Excerpts from a figure dataset

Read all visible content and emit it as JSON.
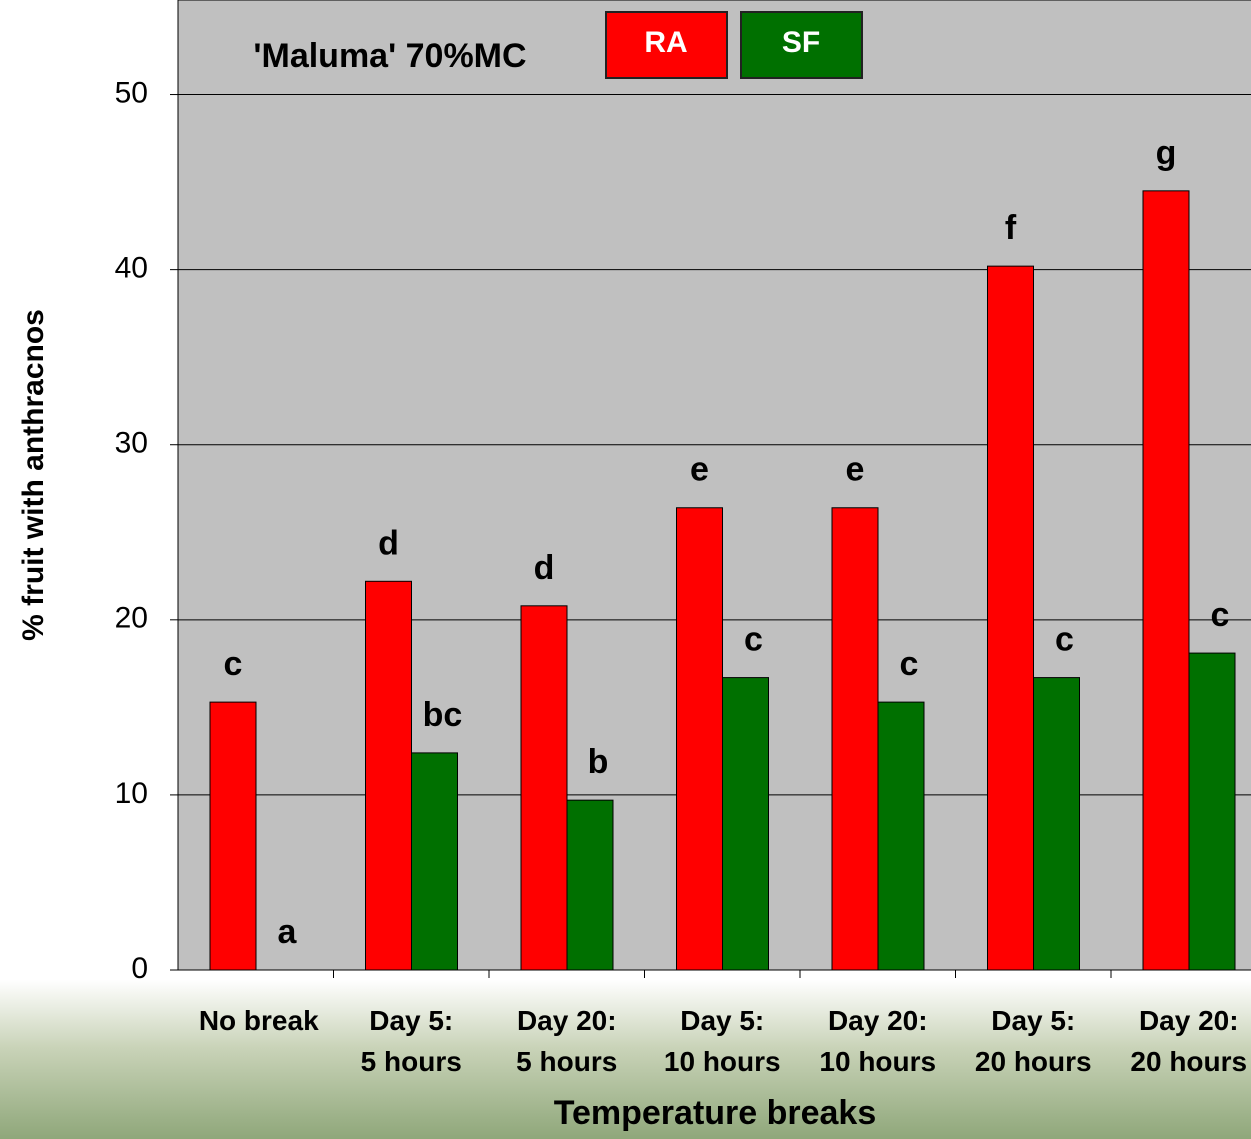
{
  "chart_data": {
    "type": "bar",
    "title": "'Maluma'  70%MC",
    "x_label": "Temperature breaks",
    "y_label": "% fruit with anthracnos",
    "categories": [
      "No break",
      "Day 5:\n5 hours",
      "Day 20:\n5 hours",
      "Day 5:\n10 hours",
      "Day 20:\n10 hours",
      "Day 5:\n20 hours",
      "Day 20:\n20 hours"
    ],
    "series": [
      {
        "name": "RA",
        "color": "#ff0000",
        "values": [
          15.3,
          22.2,
          20.8,
          26.4,
          26.4,
          40.2,
          44.5
        ],
        "letters": [
          "c",
          "d",
          "d",
          "e",
          "e",
          "f",
          "g"
        ]
      },
      {
        "name": "SF",
        "color": "#007000",
        "values": [
          0,
          12.4,
          9.7,
          16.7,
          15.3,
          16.7,
          18.1
        ],
        "letters": [
          "a",
          "bc",
          "b",
          "c",
          "c",
          "c",
          "c"
        ]
      }
    ],
    "ylim": [
      0,
      55.4
    ],
    "yticks": [
      0,
      10,
      20,
      30,
      40,
      50
    ],
    "grid": true,
    "plot_background": "#c0c0c0"
  }
}
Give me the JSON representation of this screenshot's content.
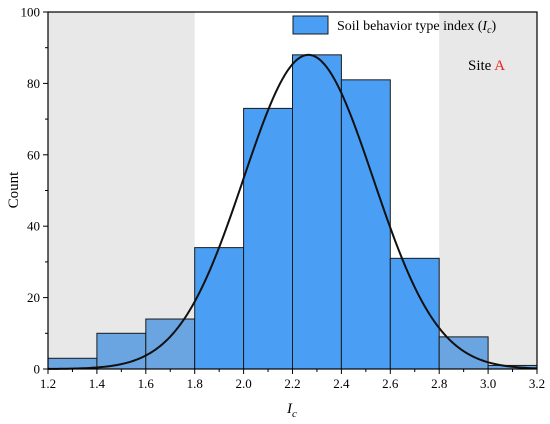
{
  "chart_data": {
    "type": "bar",
    "bin_edges": [
      1.2,
      1.4,
      1.6,
      1.8,
      2.0,
      2.2,
      2.4,
      2.6,
      2.8,
      3.0,
      3.2
    ],
    "values": [
      3,
      10,
      14,
      34,
      73,
      88,
      81,
      31,
      9,
      1
    ],
    "xlim": [
      1.2,
      3.2
    ],
    "ylim": [
      0,
      100
    ],
    "x_ticks": [
      1.2,
      1.4,
      1.6,
      1.8,
      2.0,
      2.2,
      2.4,
      2.6,
      2.8,
      3.0,
      3.2
    ],
    "x_tick_labels": [
      "1.2",
      "1.4",
      "1.6",
      "1.8",
      "2.0",
      "2.2",
      "2.4",
      "2.6",
      "2.8",
      "3.0",
      "3.2"
    ],
    "y_ticks": [
      0,
      20,
      40,
      60,
      80,
      100
    ],
    "y_tick_labels": [
      "0",
      "20",
      "40",
      "60",
      "80",
      "100"
    ],
    "xlabel_main": "I",
    "xlabel_sub": "c",
    "ylabel": "Count",
    "legend": {
      "text_prefix": "Soil behavior type index (",
      "text_italic": "I",
      "text_sub": "c",
      "text_suffix": ")",
      "placement": "top-right"
    },
    "annotation": {
      "prefix": "Site ",
      "highlight": "A",
      "highlight_color": "#e8211c"
    },
    "shaded_x_ranges": [
      [
        1.2,
        1.8
      ],
      [
        2.8,
        3.2
      ]
    ],
    "fit_curve": {
      "type": "normal",
      "mean": 2.265,
      "sd": 0.265,
      "peak": 88
    },
    "colors": {
      "bar_fill": "#4a9ff5",
      "bar_fill_shaded": "#6aa5e2",
      "bar_stroke": "#1a1a1a",
      "shade": "#e8e8e8",
      "curve": "#111111"
    }
  }
}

GIVEN TASK = Reproduce the material word for word, minus the images.

RESULT OF THIS TASK =
Read all visible content and emit it as JSON.
{
  "chart_data": {
    "type": "bar",
    "title": "'Maluma'  70%MC",
    "x_label": "Temperature breaks",
    "y_label": "% fruit with anthracnos",
    "categories": [
      "No break",
      "Day 5:\n5 hours",
      "Day 20:\n5 hours",
      "Day 5:\n10 hours",
      "Day 20:\n10 hours",
      "Day 5:\n20 hours",
      "Day 20:\n20 hours"
    ],
    "series": [
      {
        "name": "RA",
        "color": "#ff0000",
        "values": [
          15.3,
          22.2,
          20.8,
          26.4,
          26.4,
          40.2,
          44.5
        ],
        "letters": [
          "c",
          "d",
          "d",
          "e",
          "e",
          "f",
          "g"
        ]
      },
      {
        "name": "SF",
        "color": "#007000",
        "values": [
          0,
          12.4,
          9.7,
          16.7,
          15.3,
          16.7,
          18.1
        ],
        "letters": [
          "a",
          "bc",
          "b",
          "c",
          "c",
          "c",
          "c"
        ]
      }
    ],
    "ylim": [
      0,
      55.4
    ],
    "yticks": [
      0,
      10,
      20,
      30,
      40,
      50
    ],
    "grid": true,
    "plot_background": "#c0c0c0"
  }
}
Give me the JSON representation of this screenshot's content.
{
  "chart_data": {
    "type": "bar",
    "bin_edges": [
      1.2,
      1.4,
      1.6,
      1.8,
      2.0,
      2.2,
      2.4,
      2.6,
      2.8,
      3.0,
      3.2
    ],
    "values": [
      3,
      10,
      14,
      34,
      73,
      88,
      81,
      31,
      9,
      1
    ],
    "xlim": [
      1.2,
      3.2
    ],
    "ylim": [
      0,
      100
    ],
    "x_ticks": [
      1.2,
      1.4,
      1.6,
      1.8,
      2.0,
      2.2,
      2.4,
      2.6,
      2.8,
      3.0,
      3.2
    ],
    "x_tick_labels": [
      "1.2",
      "1.4",
      "1.6",
      "1.8",
      "2.0",
      "2.2",
      "2.4",
      "2.6",
      "2.8",
      "3.0",
      "3.2"
    ],
    "y_ticks": [
      0,
      20,
      40,
      60,
      80,
      100
    ],
    "y_tick_labels": [
      "0",
      "20",
      "40",
      "60",
      "80",
      "100"
    ],
    "xlabel_main": "I",
    "xlabel_sub": "c",
    "ylabel": "Count",
    "legend": {
      "text_prefix": "Soil behavior type index (",
      "text_italic": "I",
      "text_sub": "c",
      "text_suffix": ")",
      "placement": "top-right"
    },
    "annotation": {
      "prefix": "Site ",
      "highlight": "A",
      "highlight_color": "#e8211c"
    },
    "shaded_x_ranges": [
      [
        1.2,
        1.8
      ],
      [
        2.8,
        3.2
      ]
    ],
    "fit_curve": {
      "type": "normal",
      "mean": 2.265,
      "sd": 0.265,
      "peak": 88
    },
    "colors": {
      "bar_fill": "#4a9ff5",
      "bar_fill_shaded": "#6aa5e2",
      "bar_stroke": "#1a1a1a",
      "shade": "#e8e8e8",
      "curve": "#111111"
    }
  }
}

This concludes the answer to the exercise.